* [What needs to be done]: Extract every line of the material below and reproduce each one exactly, keeping its text and numbers unchanged.

====== Supplied material ======

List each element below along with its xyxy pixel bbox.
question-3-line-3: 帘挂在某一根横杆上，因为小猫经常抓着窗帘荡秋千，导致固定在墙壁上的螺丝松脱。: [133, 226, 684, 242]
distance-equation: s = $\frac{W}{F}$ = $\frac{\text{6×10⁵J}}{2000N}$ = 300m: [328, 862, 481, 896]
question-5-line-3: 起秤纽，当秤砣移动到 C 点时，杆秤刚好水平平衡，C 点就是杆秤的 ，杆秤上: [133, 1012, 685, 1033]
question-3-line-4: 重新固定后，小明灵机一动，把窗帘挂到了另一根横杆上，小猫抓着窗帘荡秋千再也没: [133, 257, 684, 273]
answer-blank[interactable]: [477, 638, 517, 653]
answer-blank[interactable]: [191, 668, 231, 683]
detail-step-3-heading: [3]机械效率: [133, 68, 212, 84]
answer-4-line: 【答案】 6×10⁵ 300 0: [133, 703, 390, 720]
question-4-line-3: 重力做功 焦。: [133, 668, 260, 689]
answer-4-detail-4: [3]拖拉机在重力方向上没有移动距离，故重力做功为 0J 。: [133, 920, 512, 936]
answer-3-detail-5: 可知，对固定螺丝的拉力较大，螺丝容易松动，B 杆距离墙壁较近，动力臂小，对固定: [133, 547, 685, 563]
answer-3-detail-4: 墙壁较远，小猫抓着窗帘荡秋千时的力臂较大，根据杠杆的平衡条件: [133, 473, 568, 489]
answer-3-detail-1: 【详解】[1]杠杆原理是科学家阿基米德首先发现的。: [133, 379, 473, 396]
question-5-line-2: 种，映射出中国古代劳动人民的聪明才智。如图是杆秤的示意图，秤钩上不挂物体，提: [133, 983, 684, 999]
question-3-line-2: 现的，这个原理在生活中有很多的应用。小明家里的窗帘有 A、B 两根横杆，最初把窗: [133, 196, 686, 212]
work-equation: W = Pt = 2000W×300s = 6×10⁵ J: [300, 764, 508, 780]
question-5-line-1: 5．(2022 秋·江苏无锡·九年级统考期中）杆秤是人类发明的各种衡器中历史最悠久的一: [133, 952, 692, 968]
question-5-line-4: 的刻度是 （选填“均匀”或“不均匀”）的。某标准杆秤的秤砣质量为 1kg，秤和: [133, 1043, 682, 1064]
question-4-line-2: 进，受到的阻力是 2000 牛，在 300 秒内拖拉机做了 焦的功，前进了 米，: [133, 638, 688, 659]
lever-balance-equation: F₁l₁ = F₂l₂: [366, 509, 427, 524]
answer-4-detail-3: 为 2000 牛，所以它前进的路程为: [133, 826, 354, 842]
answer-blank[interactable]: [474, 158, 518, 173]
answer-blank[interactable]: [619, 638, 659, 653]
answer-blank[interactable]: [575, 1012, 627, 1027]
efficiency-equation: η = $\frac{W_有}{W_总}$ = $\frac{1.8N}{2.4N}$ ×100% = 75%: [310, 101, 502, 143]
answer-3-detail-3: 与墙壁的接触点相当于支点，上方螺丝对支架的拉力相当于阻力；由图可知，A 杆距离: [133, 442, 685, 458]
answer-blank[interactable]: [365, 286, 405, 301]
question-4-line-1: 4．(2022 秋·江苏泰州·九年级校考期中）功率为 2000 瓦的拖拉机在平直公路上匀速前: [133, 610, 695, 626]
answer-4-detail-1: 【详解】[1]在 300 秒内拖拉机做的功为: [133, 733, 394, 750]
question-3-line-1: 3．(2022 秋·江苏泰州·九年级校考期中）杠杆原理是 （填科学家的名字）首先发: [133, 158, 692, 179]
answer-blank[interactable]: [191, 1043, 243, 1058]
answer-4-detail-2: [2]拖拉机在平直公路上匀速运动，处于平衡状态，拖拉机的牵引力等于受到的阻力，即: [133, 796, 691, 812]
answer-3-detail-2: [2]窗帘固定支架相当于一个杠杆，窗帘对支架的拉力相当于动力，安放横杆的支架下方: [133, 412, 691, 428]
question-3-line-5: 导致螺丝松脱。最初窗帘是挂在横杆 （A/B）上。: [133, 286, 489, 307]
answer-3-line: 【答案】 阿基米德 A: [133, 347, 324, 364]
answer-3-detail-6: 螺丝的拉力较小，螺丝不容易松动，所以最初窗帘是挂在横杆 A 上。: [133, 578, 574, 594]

======

* [The solution]:
List each element below along with its xyxy pixel bbox.
question-3-line-3: 帘挂在某一根横杆上，因为小猫经常抓着窗帘荡秋千，导致固定在墙壁上的螺丝松脱。: [133, 226, 684, 242]
distance-equation: s = $\frac{W}{F}$ = $\frac{\text{6×10⁵J}}{2000N}$ = 300m: [328, 862, 481, 896]
question-5-line-3: 起秤纽，当秤砣移动到 C 点时，杆秤刚好水平平衡，C 点就是杆秤的 ，杆秤上: [133, 1012, 685, 1033]
question-3-line-4: 重新固定后，小明灵机一动，把窗帘挂到了另一根横杆上，小猫抓着窗帘荡秋千再也没: [133, 257, 684, 273]
answer-blank[interactable]: [477, 638, 517, 653]
answer-blank[interactable]: [191, 668, 231, 683]
detail-step-3-heading: [3]机械效率: [133, 68, 212, 84]
answer-4-line: 【答案】 6×10⁵ 300 0: [133, 703, 390, 720]
question-4-line-3: 重力做功 焦。: [133, 668, 260, 689]
answer-4-detail-4: [3]拖拉机在重力方向上没有移动距离，故重力做功为 0J 。: [133, 920, 512, 936]
answer-3-detail-5: 可知，对固定螺丝的拉力较大，螺丝容易松动，B 杆距离墙壁较近，动力臂小，对固定: [133, 547, 685, 563]
answer-3-detail-4: 墙壁较远，小猫抓着窗帘荡秋千时的力臂较大，根据杠杆的平衡条件: [133, 473, 568, 489]
answer-3-detail-1: 【详解】[1]杠杆原理是科学家阿基米德首先发现的。: [133, 379, 473, 396]
question-5-line-2: 种，映射出中国古代劳动人民的聪明才智。如图是杆秤的示意图，秤钩上不挂物体，提: [133, 983, 684, 999]
question-3-line-2: 现的，这个原理在生活中有很多的应用。小明家里的窗帘有 A、B 两根横杆，最初把窗: [133, 196, 686, 212]
work-equation: W = Pt = 2000W×300s = 6×10⁵ J: [300, 764, 508, 780]
question-5-line-1: 5．(2022 秋·江苏无锡·九年级统考期中）杆秤是人类发明的各种衡器中历史最悠久的一: [133, 952, 692, 968]
question-5-line-4: 的刻度是 （选填“均匀”或“不均匀”）的。某标准杆秤的秤砣质量为 1kg，秤和: [133, 1043, 682, 1064]
question-4-line-2: 进，受到的阻力是 2000 牛，在 300 秒内拖拉机做了 焦的功，前进了 米，: [133, 638, 688, 659]
lever-balance-equation: F₁l₁ = F₂l₂: [366, 509, 427, 524]
answer-4-detail-3: 为 2000 牛，所以它前进的路程为: [133, 826, 354, 842]
answer-blank[interactable]: [474, 158, 518, 173]
answer-blank[interactable]: [619, 638, 659, 653]
answer-blank[interactable]: [575, 1012, 627, 1027]
efficiency-equation: η = $\frac{W_有}{W_总}$ = $\frac{1.8N}{2.4N}$ ×100% = 75%: [310, 101, 502, 143]
answer-3-detail-3: 与墙壁的接触点相当于支点，上方螺丝对支架的拉力相当于阻力；由图可知，A 杆距离: [133, 442, 685, 458]
answer-blank[interactable]: [365, 286, 405, 301]
question-4-line-1: 4．(2022 秋·江苏泰州·九年级校考期中）功率为 2000 瓦的拖拉机在平直公路上匀速前: [133, 610, 695, 626]
answer-4-detail-1: 【详解】[1]在 300 秒内拖拉机做的功为: [133, 733, 394, 750]
question-3-line-1: 3．(2022 秋·江苏泰州·九年级校考期中）杠杆原理是 （填科学家的名字）首先发: [133, 158, 692, 179]
answer-blank[interactable]: [191, 1043, 243, 1058]
answer-4-detail-2: [2]拖拉机在平直公路上匀速运动，处于平衡状态，拖拉机的牵引力等于受到的阻力，即: [133, 796, 691, 812]
answer-3-detail-2: [2]窗帘固定支架相当于一个杠杆，窗帘对支架的拉力相当于动力，安放横杆的支架下方: [133, 412, 691, 428]
question-3-line-5: 导致螺丝松脱。最初窗帘是挂在横杆 （A/B）上。: [133, 286, 489, 307]
answer-3-line: 【答案】 阿基米德 A: [133, 347, 324, 364]
answer-3-detail-6: 螺丝的拉力较小，螺丝不容易松动，所以最初窗帘是挂在横杆 A 上。: [133, 578, 574, 594]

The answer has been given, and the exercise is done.